Directions for this task: Where a line contains the string "CHAMBERS", copy that line.

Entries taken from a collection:

# # # # # # #

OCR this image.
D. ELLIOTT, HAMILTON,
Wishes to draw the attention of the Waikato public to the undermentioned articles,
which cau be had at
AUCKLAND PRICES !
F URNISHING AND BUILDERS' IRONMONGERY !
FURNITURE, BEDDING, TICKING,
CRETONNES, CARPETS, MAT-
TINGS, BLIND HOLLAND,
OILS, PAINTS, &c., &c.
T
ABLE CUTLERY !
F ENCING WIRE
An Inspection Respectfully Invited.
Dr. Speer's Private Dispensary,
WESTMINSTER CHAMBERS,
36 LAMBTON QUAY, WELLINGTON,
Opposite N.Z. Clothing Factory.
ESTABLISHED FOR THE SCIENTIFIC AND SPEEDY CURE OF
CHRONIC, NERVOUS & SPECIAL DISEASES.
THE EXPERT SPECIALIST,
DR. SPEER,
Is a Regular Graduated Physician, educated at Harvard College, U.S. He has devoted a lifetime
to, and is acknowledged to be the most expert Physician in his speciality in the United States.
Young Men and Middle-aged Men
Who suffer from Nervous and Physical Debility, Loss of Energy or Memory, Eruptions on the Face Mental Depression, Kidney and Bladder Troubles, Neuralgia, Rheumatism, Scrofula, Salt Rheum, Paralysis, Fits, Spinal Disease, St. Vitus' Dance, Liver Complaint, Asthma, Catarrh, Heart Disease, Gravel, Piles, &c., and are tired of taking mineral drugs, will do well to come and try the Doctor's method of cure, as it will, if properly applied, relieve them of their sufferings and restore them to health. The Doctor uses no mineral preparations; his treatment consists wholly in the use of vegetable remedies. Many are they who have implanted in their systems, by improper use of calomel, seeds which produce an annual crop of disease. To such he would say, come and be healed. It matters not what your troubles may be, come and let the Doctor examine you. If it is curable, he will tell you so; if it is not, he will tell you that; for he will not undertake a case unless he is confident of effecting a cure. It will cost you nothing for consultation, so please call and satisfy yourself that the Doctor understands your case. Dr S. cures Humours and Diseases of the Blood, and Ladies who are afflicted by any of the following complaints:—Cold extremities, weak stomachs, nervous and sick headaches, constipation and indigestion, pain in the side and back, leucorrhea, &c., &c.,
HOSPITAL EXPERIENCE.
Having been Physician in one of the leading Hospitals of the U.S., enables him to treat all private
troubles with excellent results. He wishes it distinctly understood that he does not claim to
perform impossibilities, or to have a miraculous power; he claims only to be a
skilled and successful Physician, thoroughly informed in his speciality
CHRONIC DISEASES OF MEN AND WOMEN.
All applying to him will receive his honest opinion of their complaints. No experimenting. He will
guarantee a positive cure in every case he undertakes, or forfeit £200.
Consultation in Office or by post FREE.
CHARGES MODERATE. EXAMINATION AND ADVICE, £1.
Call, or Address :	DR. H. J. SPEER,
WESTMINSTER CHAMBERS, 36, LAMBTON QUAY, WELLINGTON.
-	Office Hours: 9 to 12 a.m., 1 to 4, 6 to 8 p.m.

# # # # # # #

Solution for this problem:
WESTMINSTER CHAMBERS,
WESTMINSTER CHAMBERS, 36, LAMBTON QUAY, WELLINGTON.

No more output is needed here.